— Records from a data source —
======

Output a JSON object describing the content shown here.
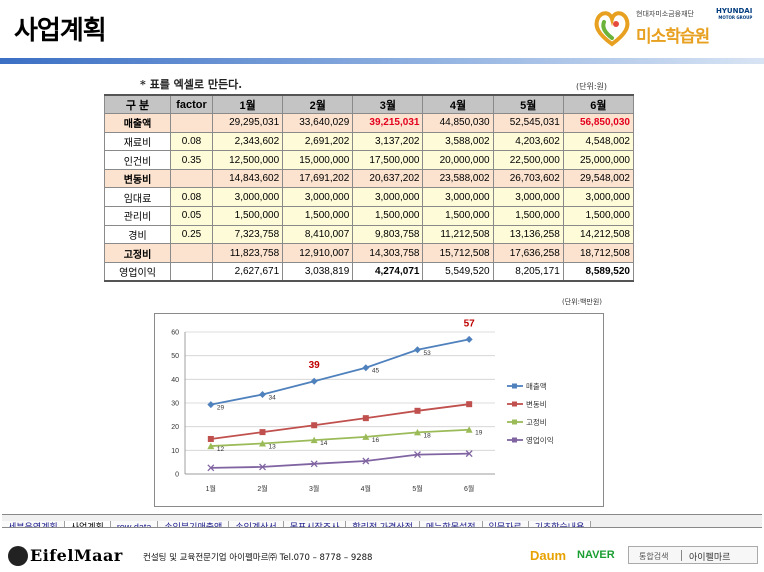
{
  "header": {
    "title": "사업계획",
    "logo_top": "현대자미소금융재단",
    "logo_main": "미소학습원",
    "logo_brand_1": "HYUNDAI",
    "logo_brand_2": "MOTOR GROUP"
  },
  "note": "* 표를 엑셀로 만든다.",
  "unit_table": "(단위:원)",
  "table": {
    "headers": [
      "구 분",
      "factor",
      "1월",
      "2월",
      "3월",
      "4월",
      "5월",
      "6월"
    ],
    "rows": [
      {
        "label": "매출액",
        "factor": "",
        "values": [
          "29,295,031",
          "33,640,029",
          "39,215,031",
          "44,850,030",
          "52,545,031",
          "56,850,030"
        ]
      },
      {
        "label": "재료비",
        "factor": "0.08",
        "values": [
          "2,343,602",
          "2,691,202",
          "3,137,202",
          "3,588,002",
          "4,203,602",
          "4,548,002"
        ]
      },
      {
        "label": "인건비",
        "factor": "0.35",
        "values": [
          "12,500,000",
          "15,000,000",
          "17,500,000",
          "20,000,000",
          "22,500,000",
          "25,000,000"
        ]
      },
      {
        "label": "변동비",
        "factor": "",
        "values": [
          "14,843,602",
          "17,691,202",
          "20,637,202",
          "23,588,002",
          "26,703,602",
          "29,548,002"
        ]
      },
      {
        "label": "임대료",
        "factor": "0.08",
        "values": [
          "3,000,000",
          "3,000,000",
          "3,000,000",
          "3,000,000",
          "3,000,000",
          "3,000,000"
        ]
      },
      {
        "label": "관리비",
        "factor": "0.05",
        "values": [
          "1,500,000",
          "1,500,000",
          "1,500,000",
          "1,500,000",
          "1,500,000",
          "1,500,000"
        ]
      },
      {
        "label": "경비",
        "factor": "0.25",
        "values": [
          "7,323,758",
          "8,410,007",
          "9,803,758",
          "11,212,508",
          "13,136,258",
          "14,212,508"
        ]
      },
      {
        "label": "고정비",
        "factor": "",
        "values": [
          "11,823,758",
          "12,910,007",
          "14,303,758",
          "15,712,508",
          "17,636,258",
          "18,712,508"
        ]
      },
      {
        "label": "영업이익",
        "factor": "",
        "values": [
          "2,627,671",
          "3,038,819",
          "4,274,071",
          "5,549,520",
          "8,205,171",
          "8,589,520"
        ]
      }
    ]
  },
  "unit_chart": "(단위:백만원)",
  "chart_data": {
    "type": "line",
    "categories": [
      "1월",
      "2월",
      "3월",
      "4월",
      "5월",
      "6월"
    ],
    "ylim": [
      0,
      60
    ],
    "yticks": [
      0,
      10,
      20,
      30,
      40,
      50,
      60
    ],
    "grid": true,
    "legend": "right",
    "series": [
      {
        "name": "매출액",
        "color": "#4f81bd",
        "marker": "diamond",
        "values": [
          29.3,
          33.6,
          39.2,
          44.9,
          52.5,
          56.9
        ],
        "labels": [
          "29",
          "34",
          "",
          "45",
          "53",
          ""
        ]
      },
      {
        "name": "변동비",
        "color": "#c0504d",
        "marker": "square",
        "values": [
          14.8,
          17.7,
          20.6,
          23.6,
          26.7,
          29.5
        ],
        "labels": [
          "",
          "",
          "",
          "",
          "",
          ""
        ]
      },
      {
        "name": "고정비",
        "color": "#9bbb59",
        "marker": "triangle",
        "values": [
          11.8,
          12.9,
          14.3,
          15.7,
          17.6,
          18.7
        ],
        "labels": [
          "12",
          "13",
          "14",
          "16",
          "18",
          "19"
        ]
      },
      {
        "name": "영업이익",
        "color": "#8064a2",
        "marker": "x",
        "values": [
          2.6,
          3.0,
          4.3,
          5.5,
          8.2,
          8.6
        ],
        "labels": [
          "",
          "",
          "",
          "",
          "",
          ""
        ]
      }
    ],
    "annotations": [
      {
        "text": "39",
        "category": "3월",
        "value": 39.2,
        "color": "#c00000"
      },
      {
        "text": "57",
        "category": "6월",
        "value": 56.9,
        "color": "#c00000"
      }
    ]
  },
  "tabs": [
    {
      "label": "세부운영계획",
      "active": false
    },
    {
      "label": "사업계획",
      "active": true
    },
    {
      "label": "row data",
      "active": false
    },
    {
      "label": "손익분기매출액",
      "active": false
    },
    {
      "label": "손익계산서",
      "active": false
    },
    {
      "label": "목표시장조사",
      "active": false
    },
    {
      "label": "합리적 가격산정",
      "active": false
    },
    {
      "label": "메뉴항목설정",
      "active": false
    },
    {
      "label": "입문자료",
      "active": false
    },
    {
      "label": "기초학습내용",
      "active": false
    }
  ],
  "footer": {
    "brand": "EifelMaar",
    "text": "컨설팅 및 교육전문기업 아이펠마르㈜ Tel.070 – 8778 – 9288",
    "daum": "Daum",
    "naver": "NAVER",
    "search_label": "통합검색",
    "search_value": "아이펠마르"
  }
}
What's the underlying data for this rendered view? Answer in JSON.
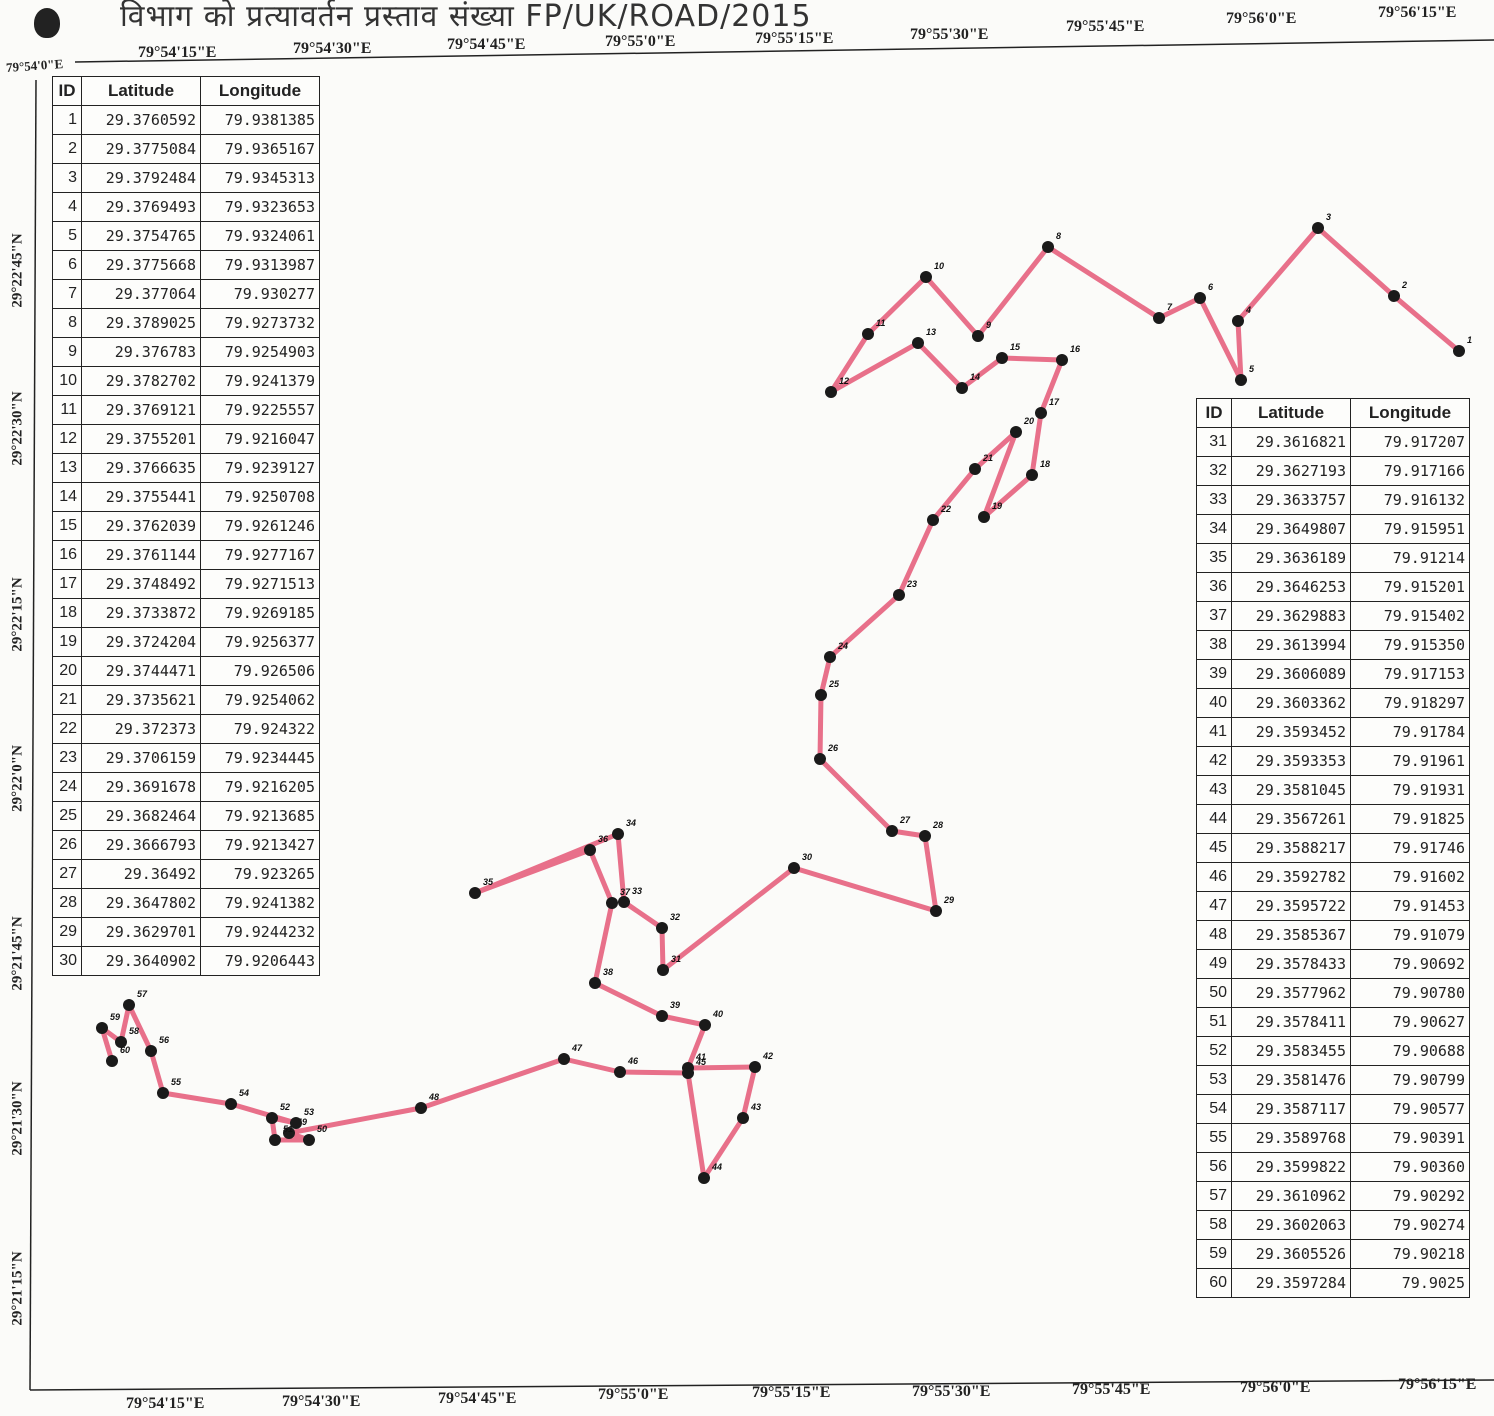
{
  "header_text": "विभाग को प्रत्यावर्तन प्रस्ताव संख्या FP/UK/ROAD/2015",
  "top_lon_labels": [
    "79°54'0\"E",
    "79°54'15\"E",
    "79°54'30\"E",
    "79°54'45\"E",
    "79°55'0\"E",
    "79°55'15\"E",
    "79°55'30\"E",
    "79°55'45\"E",
    "79°56'0\"E",
    "79°56'15\"E"
  ],
  "bottom_lon_labels": [
    "79°54'15\"E",
    "79°54'30\"E",
    "79°54'45\"E",
    "79°55'0\"E",
    "79°55'15\"E",
    "79°55'30\"E",
    "79°55'45\"E",
    "79°56'0\"E",
    "79°56'15\"E"
  ],
  "lat_labels": [
    "29°22'45\"N",
    "29°22'30\"N",
    "29°22'15\"N",
    "29°22'0\"N",
    "29°21'45\"N",
    "29°21'30\"N",
    "29°21'15\"N"
  ],
  "table_headers": {
    "id": "ID",
    "lat": "Latitude",
    "lon": "Longitude"
  },
  "table1": [
    [
      "1",
      "29.3760592",
      "79.9381385"
    ],
    [
      "2",
      "29.3775084",
      "79.9365167"
    ],
    [
      "3",
      "29.3792484",
      "79.9345313"
    ],
    [
      "4",
      "29.3769493",
      "79.9323653"
    ],
    [
      "5",
      "29.3754765",
      "79.9324061"
    ],
    [
      "6",
      "29.3775668",
      "79.9313987"
    ],
    [
      "7",
      "29.377064",
      "79.930277"
    ],
    [
      "8",
      "29.3789025",
      "79.9273732"
    ],
    [
      "9",
      "29.376783",
      "79.9254903"
    ],
    [
      "10",
      "29.3782702",
      "79.9241379"
    ],
    [
      "11",
      "29.3769121",
      "79.9225557"
    ],
    [
      "12",
      "29.3755201",
      "79.9216047"
    ],
    [
      "13",
      "29.3766635",
      "79.9239127"
    ],
    [
      "14",
      "29.3755441",
      "79.9250708"
    ],
    [
      "15",
      "29.3762039",
      "79.9261246"
    ],
    [
      "16",
      "29.3761144",
      "79.9277167"
    ],
    [
      "17",
      "29.3748492",
      "79.9271513"
    ],
    [
      "18",
      "29.3733872",
      "79.9269185"
    ],
    [
      "19",
      "29.3724204",
      "79.9256377"
    ],
    [
      "20",
      "29.3744471",
      "79.926506"
    ],
    [
      "21",
      "29.3735621",
      "79.9254062"
    ],
    [
      "22",
      "29.372373",
      "79.924322"
    ],
    [
      "23",
      "29.3706159",
      "79.9234445"
    ],
    [
      "24",
      "29.3691678",
      "79.9216205"
    ],
    [
      "25",
      "29.3682464",
      "79.9213685"
    ],
    [
      "26",
      "29.3666793",
      "79.9213427"
    ],
    [
      "27",
      "29.36492",
      "79.923265"
    ],
    [
      "28",
      "29.3647802",
      "79.9241382"
    ],
    [
      "29",
      "29.3629701",
      "79.9244232"
    ],
    [
      "30",
      "29.3640902",
      "79.9206443"
    ]
  ],
  "table2": [
    [
      "31",
      "29.3616821",
      "79.917207"
    ],
    [
      "32",
      "29.3627193",
      "79.917166"
    ],
    [
      "33",
      "29.3633757",
      "79.916132"
    ],
    [
      "34",
      "29.3649807",
      "79.915951"
    ],
    [
      "35",
      "29.3636189",
      "79.91214"
    ],
    [
      "36",
      "29.3646253",
      "79.915201"
    ],
    [
      "37",
      "29.3629883",
      "79.915402"
    ],
    [
      "38",
      "29.3613994",
      "79.915350"
    ],
    [
      "39",
      "29.3606089",
      "79.917153"
    ],
    [
      "40",
      "29.3603362",
      "79.918297"
    ],
    [
      "41",
      "29.3593452",
      "79.91784"
    ],
    [
      "42",
      "29.3593353",
      "79.91961"
    ],
    [
      "43",
      "29.3581045",
      "79.91931"
    ],
    [
      "44",
      "29.3567261",
      "79.91825"
    ],
    [
      "45",
      "29.3588217",
      "79.91746"
    ],
    [
      "46",
      "29.3592782",
      "79.91602"
    ],
    [
      "47",
      "29.3595722",
      "79.91453"
    ],
    [
      "48",
      "29.3585367",
      "79.91079"
    ],
    [
      "49",
      "29.3578433",
      "79.90692"
    ],
    [
      "50",
      "29.3577962",
      "79.90780"
    ],
    [
      "51",
      "29.3578411",
      "79.90627"
    ],
    [
      "52",
      "29.3583455",
      "79.90688"
    ],
    [
      "53",
      "29.3581476",
      "79.90799"
    ],
    [
      "54",
      "29.3587117",
      "79.90577"
    ],
    [
      "55",
      "29.3589768",
      "79.90391"
    ],
    [
      "56",
      "29.3599822",
      "79.90360"
    ],
    [
      "57",
      "29.3610962",
      "79.90292"
    ],
    [
      "58",
      "29.3602063",
      "79.90274"
    ],
    [
      "59",
      "29.3605526",
      "79.90218"
    ],
    [
      "60",
      "29.3597284",
      "79.9025"
    ]
  ],
  "route_points": [
    [
      "1",
      1459,
      351
    ],
    [
      "2",
      1394,
      296
    ],
    [
      "3",
      1318,
      228
    ],
    [
      "4",
      1238,
      321
    ],
    [
      "5",
      1241,
      380
    ],
    [
      "6",
      1200,
      298
    ],
    [
      "7",
      1159,
      318
    ],
    [
      "8",
      1048,
      247
    ],
    [
      "9",
      978,
      336
    ],
    [
      "10",
      926,
      277
    ],
    [
      "11",
      868,
      334
    ],
    [
      "12",
      831,
      392
    ],
    [
      "13",
      918,
      343
    ],
    [
      "14",
      962,
      388
    ],
    [
      "15",
      1002,
      358
    ],
    [
      "16",
      1062,
      360
    ],
    [
      "17",
      1041,
      413
    ],
    [
      "18",
      1032,
      475
    ],
    [
      "19",
      984,
      517
    ],
    [
      "20",
      1016,
      432
    ],
    [
      "21",
      975,
      469
    ],
    [
      "22",
      933,
      520
    ],
    [
      "23",
      899,
      595
    ],
    [
      "24",
      830,
      657
    ],
    [
      "25",
      821,
      695
    ],
    [
      "26",
      820,
      759
    ],
    [
      "27",
      892,
      831
    ],
    [
      "28",
      925,
      836
    ],
    [
      "29",
      936,
      911
    ],
    [
      "30",
      794,
      868
    ],
    [
      "31",
      663,
      970
    ],
    [
      "32",
      662,
      928
    ],
    [
      "33",
      624,
      902
    ],
    [
      "34",
      618,
      834
    ],
    [
      "35",
      475,
      893
    ],
    [
      "36",
      590,
      850
    ],
    [
      "37",
      612,
      903
    ],
    [
      "38",
      595,
      983
    ],
    [
      "39",
      662,
      1016
    ],
    [
      "40",
      705,
      1025
    ],
    [
      "41",
      688,
      1068
    ],
    [
      "42",
      755,
      1067
    ],
    [
      "43",
      743,
      1118
    ],
    [
      "44",
      704,
      1178
    ],
    [
      "45",
      688,
      1073
    ],
    [
      "46",
      620,
      1072
    ],
    [
      "47",
      564,
      1059
    ],
    [
      "48",
      421,
      1108
    ],
    [
      "49",
      289,
      1133
    ],
    [
      "50",
      309,
      1140
    ],
    [
      "51",
      275,
      1140
    ],
    [
      "52",
      272,
      1118
    ],
    [
      "53",
      296,
      1123
    ],
    [
      "54",
      231,
      1104
    ],
    [
      "55",
      163,
      1093
    ],
    [
      "56",
      151,
      1051
    ],
    [
      "57",
      129,
      1005
    ],
    [
      "58",
      121,
      1042
    ],
    [
      "59",
      102,
      1028
    ],
    [
      "60",
      112,
      1061
    ]
  ],
  "colors": {
    "route": "#e8708a",
    "marker": "#1a1a1a"
  }
}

======

— Direction —
Among the lines above, how many contain the string "marker"? State the number alone.

— Exercise result —
5